Work to complete >>
Reply with one number only, the count of lines holding the string "marker".

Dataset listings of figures
==*==

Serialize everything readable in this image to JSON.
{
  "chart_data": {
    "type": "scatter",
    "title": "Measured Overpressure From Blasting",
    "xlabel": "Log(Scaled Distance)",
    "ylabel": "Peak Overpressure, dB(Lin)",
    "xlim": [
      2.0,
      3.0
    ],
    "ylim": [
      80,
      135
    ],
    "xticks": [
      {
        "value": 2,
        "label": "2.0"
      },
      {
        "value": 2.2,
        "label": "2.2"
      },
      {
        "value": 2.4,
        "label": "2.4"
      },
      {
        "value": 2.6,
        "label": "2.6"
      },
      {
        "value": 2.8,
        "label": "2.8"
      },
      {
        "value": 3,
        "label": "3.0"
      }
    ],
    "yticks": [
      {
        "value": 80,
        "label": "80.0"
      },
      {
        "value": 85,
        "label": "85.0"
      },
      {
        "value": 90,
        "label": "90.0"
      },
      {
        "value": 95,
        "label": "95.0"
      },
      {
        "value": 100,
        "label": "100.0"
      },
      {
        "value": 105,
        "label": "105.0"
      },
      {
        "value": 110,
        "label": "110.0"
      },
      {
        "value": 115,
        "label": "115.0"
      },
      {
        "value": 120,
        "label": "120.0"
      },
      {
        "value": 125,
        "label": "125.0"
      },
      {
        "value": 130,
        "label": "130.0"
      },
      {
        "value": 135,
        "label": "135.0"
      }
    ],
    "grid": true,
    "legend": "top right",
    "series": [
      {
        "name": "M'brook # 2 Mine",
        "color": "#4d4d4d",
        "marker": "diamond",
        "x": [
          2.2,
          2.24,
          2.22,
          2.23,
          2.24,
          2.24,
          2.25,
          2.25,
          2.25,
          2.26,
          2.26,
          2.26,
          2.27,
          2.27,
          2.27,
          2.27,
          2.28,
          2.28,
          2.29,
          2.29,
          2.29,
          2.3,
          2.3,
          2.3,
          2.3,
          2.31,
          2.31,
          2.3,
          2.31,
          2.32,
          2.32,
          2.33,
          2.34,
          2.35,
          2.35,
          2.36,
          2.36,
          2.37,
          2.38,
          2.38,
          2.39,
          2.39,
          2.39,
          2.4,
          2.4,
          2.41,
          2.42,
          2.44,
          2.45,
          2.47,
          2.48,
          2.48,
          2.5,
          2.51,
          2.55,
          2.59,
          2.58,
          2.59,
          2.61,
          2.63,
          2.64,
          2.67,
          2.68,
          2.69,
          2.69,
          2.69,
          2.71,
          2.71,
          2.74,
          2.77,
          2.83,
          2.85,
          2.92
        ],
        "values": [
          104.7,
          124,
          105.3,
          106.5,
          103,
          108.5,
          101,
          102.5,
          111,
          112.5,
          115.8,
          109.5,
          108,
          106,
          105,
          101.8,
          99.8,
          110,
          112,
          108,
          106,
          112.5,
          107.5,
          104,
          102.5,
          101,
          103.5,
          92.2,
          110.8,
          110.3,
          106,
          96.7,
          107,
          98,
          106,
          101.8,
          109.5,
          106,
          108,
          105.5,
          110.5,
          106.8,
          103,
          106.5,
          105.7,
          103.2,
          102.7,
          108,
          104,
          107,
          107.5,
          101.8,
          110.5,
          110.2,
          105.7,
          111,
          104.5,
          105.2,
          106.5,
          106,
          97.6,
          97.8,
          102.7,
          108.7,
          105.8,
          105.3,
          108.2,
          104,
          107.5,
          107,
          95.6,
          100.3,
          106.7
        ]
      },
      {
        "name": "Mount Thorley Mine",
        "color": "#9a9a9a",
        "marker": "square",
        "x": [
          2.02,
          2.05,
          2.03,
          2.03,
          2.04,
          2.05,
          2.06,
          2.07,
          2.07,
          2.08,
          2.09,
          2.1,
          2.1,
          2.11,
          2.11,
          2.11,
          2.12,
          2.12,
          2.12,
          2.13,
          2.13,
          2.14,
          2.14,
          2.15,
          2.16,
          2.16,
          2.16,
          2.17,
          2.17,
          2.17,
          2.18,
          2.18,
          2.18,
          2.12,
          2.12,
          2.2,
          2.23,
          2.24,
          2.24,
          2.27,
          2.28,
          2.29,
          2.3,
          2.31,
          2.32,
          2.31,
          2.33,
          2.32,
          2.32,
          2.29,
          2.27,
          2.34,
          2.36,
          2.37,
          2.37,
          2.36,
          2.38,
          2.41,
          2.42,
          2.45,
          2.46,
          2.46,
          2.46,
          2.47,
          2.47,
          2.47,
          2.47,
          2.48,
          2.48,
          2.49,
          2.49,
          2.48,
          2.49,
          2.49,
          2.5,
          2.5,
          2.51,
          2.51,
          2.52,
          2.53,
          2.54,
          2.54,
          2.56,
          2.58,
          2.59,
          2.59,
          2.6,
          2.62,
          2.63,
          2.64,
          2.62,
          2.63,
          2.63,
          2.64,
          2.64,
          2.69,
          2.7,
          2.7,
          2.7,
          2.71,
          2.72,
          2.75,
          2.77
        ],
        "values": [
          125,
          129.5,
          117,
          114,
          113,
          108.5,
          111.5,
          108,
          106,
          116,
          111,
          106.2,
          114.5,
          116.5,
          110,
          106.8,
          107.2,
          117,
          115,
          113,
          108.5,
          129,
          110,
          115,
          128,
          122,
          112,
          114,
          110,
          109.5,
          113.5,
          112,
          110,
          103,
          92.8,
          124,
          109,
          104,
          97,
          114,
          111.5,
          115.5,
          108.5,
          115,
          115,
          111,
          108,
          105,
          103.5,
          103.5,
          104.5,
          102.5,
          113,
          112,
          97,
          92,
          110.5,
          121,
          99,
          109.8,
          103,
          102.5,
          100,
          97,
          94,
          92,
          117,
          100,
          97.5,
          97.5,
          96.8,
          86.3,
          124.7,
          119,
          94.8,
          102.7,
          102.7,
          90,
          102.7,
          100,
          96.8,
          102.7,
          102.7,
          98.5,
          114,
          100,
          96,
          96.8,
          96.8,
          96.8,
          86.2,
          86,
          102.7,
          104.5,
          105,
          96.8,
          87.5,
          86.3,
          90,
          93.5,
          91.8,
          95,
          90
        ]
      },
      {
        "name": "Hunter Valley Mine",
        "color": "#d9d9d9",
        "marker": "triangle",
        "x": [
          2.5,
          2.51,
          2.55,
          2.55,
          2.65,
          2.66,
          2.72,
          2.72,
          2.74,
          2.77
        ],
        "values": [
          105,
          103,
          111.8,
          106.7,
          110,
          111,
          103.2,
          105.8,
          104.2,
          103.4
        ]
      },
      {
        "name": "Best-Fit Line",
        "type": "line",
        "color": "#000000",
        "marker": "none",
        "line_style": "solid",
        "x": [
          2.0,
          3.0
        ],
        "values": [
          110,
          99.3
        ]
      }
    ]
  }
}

==*==

The response >>
4